--- start of Material provided ---

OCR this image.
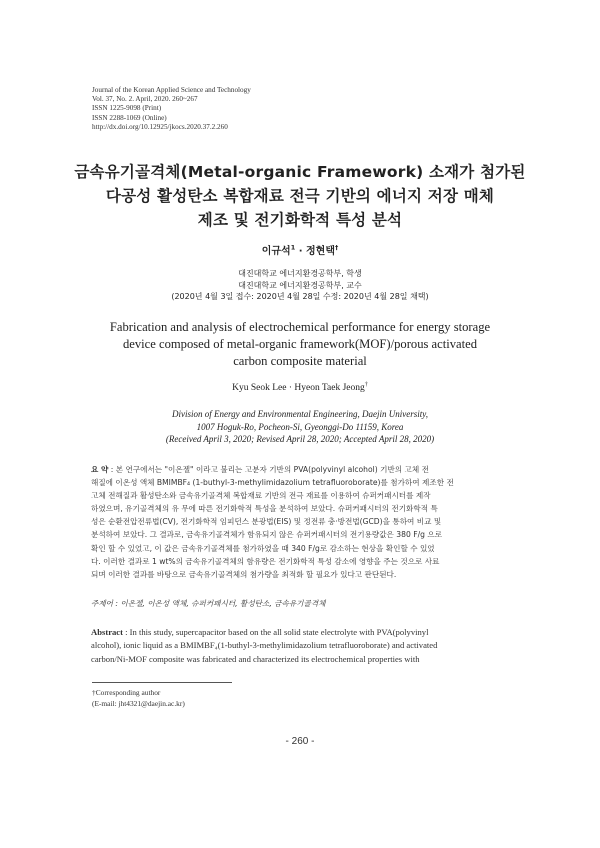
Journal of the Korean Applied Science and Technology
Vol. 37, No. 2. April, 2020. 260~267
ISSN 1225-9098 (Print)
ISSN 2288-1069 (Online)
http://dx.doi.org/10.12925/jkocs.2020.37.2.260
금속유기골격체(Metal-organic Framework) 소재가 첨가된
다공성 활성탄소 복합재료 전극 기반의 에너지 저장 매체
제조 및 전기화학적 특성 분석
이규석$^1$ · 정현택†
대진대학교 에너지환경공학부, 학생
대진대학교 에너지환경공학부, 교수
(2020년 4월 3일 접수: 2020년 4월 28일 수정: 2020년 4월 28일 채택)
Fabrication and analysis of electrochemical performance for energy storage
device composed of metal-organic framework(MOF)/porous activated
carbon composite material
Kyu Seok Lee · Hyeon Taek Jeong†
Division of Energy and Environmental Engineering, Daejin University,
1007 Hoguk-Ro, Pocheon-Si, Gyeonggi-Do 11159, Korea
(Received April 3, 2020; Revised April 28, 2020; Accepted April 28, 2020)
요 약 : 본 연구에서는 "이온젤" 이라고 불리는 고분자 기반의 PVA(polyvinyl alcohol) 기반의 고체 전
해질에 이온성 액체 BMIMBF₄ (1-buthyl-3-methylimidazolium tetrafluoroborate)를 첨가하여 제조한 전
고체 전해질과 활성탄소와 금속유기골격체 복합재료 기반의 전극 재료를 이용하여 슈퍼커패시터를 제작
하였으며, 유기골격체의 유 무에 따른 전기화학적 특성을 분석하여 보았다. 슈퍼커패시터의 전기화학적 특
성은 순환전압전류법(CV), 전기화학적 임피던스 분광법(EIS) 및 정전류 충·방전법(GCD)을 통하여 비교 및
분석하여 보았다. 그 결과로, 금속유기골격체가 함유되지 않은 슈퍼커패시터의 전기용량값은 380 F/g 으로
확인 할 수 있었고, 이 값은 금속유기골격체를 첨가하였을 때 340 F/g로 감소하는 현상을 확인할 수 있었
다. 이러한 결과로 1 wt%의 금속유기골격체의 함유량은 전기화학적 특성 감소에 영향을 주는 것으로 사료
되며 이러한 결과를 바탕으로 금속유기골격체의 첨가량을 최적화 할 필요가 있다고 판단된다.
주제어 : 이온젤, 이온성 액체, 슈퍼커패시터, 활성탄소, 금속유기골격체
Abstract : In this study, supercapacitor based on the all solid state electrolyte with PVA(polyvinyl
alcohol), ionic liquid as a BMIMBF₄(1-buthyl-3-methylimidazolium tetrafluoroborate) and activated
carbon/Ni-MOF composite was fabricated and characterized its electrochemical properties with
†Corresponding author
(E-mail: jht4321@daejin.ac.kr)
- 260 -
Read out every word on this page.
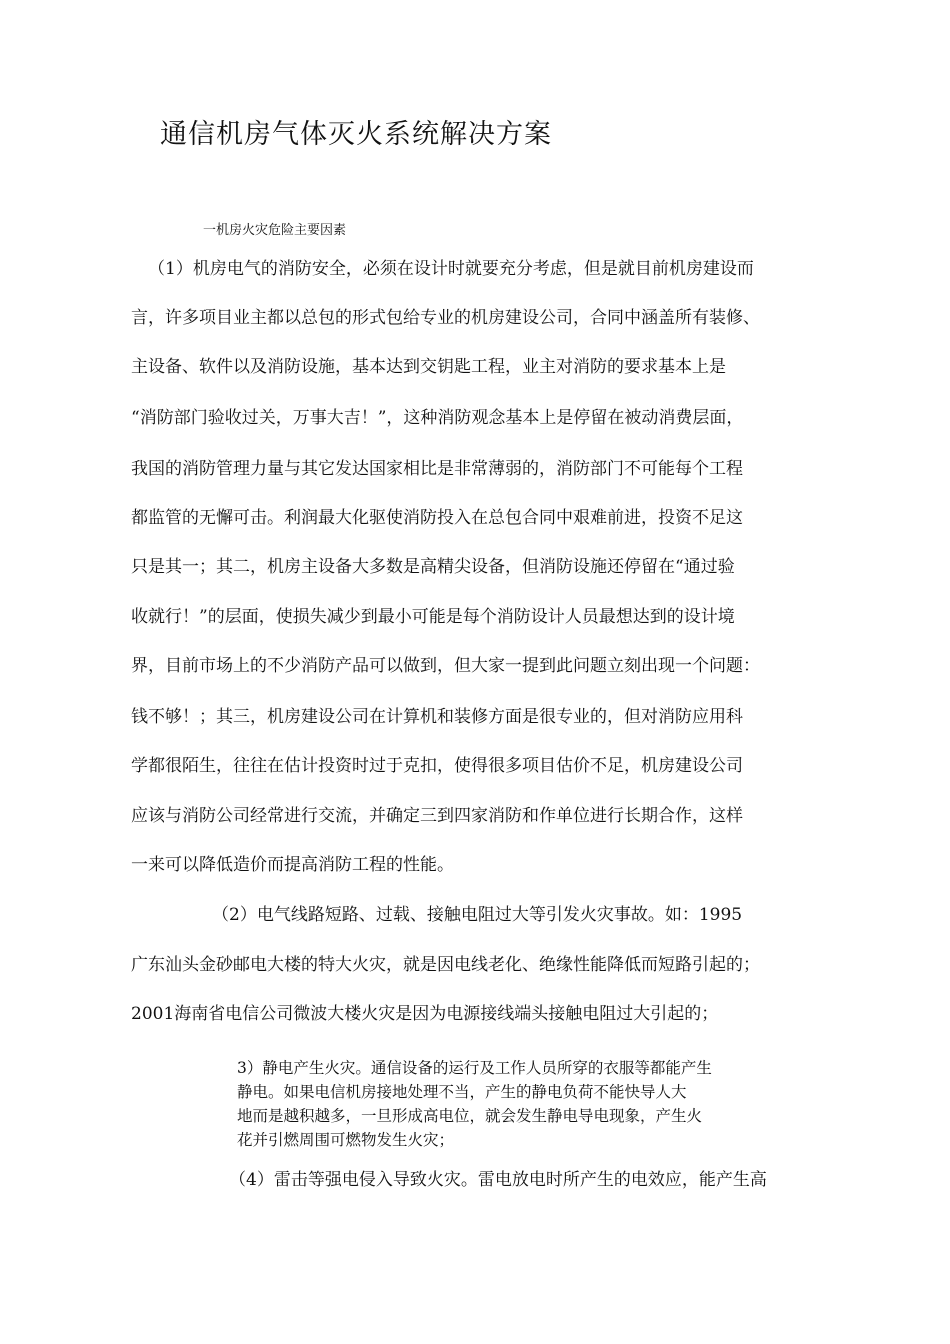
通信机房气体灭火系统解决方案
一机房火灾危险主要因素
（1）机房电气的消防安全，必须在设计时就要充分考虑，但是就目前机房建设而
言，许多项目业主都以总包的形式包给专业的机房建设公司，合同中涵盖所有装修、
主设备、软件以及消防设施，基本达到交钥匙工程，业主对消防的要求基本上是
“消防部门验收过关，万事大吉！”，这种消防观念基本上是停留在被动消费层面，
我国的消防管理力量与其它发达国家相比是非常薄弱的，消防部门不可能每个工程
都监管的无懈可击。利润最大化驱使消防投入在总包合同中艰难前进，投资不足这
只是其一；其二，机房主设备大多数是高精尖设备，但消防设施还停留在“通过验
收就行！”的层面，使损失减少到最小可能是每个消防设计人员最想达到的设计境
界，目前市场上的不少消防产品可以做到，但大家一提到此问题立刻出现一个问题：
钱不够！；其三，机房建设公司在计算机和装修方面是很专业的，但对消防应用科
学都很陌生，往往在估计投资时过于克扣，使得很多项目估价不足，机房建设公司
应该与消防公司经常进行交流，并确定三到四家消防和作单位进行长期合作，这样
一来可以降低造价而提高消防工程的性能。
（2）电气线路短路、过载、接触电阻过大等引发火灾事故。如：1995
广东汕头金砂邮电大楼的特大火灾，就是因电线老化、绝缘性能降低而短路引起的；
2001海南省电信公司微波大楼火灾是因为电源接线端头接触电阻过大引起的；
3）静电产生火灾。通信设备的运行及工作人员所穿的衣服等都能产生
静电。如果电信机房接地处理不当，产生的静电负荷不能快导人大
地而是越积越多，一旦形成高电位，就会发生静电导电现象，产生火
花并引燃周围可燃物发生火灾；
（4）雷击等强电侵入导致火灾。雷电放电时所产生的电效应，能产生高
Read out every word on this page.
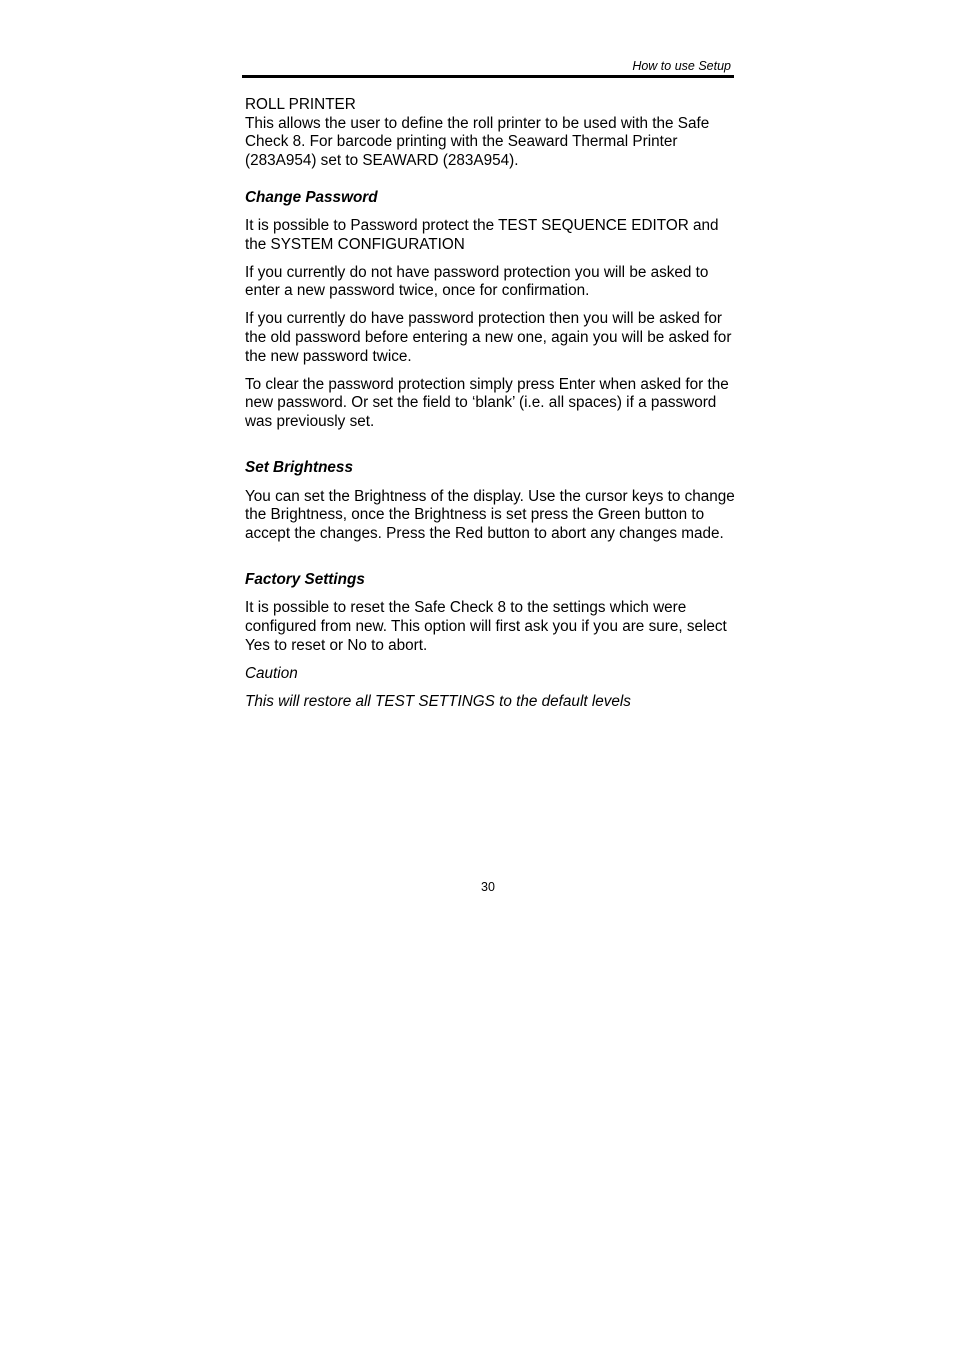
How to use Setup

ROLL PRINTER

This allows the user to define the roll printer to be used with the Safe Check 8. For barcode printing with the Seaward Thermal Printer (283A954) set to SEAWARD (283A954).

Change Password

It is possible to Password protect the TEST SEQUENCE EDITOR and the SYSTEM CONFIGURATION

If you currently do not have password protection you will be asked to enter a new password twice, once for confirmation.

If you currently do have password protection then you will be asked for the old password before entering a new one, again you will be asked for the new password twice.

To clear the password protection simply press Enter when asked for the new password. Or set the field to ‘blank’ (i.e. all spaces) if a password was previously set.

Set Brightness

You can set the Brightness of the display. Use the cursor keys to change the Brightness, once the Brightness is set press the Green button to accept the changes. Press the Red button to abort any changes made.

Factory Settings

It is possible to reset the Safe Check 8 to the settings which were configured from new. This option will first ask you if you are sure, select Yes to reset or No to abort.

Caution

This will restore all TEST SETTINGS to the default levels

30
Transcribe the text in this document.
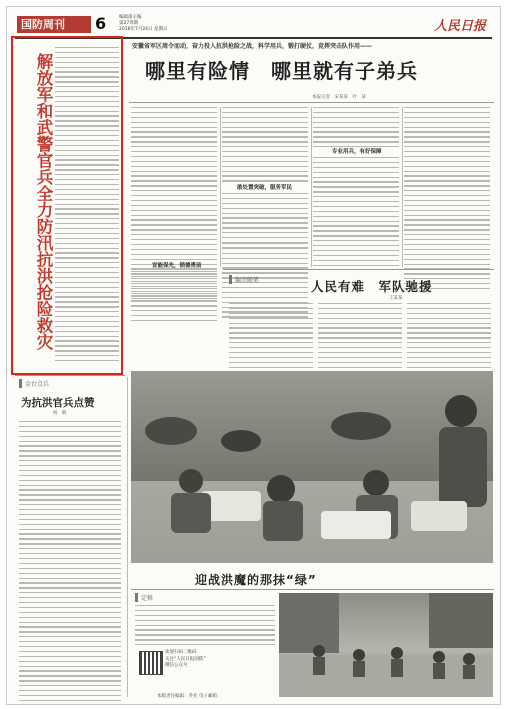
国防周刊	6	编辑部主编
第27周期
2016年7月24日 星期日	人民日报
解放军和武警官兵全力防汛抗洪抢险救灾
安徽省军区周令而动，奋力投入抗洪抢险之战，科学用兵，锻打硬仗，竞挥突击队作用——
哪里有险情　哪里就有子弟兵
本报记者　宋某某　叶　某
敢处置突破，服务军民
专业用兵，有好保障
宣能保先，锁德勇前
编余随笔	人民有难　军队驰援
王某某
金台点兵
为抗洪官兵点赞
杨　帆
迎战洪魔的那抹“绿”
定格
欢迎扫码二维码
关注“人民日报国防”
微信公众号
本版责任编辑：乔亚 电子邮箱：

--- end of Material provided ---

▸ **Exercise aim**
Pull out all lines of the data with the string "once".

▸ **Completed exercise**
If you currently do not have password protection you will be asked to enter a new password twice, once for confirmation.
You can set the Brightness of the display. Use the cursor keys to change the Brightness, once the Brightness is set press the Green button to accept the changes. Press the Red button to abort any changes made.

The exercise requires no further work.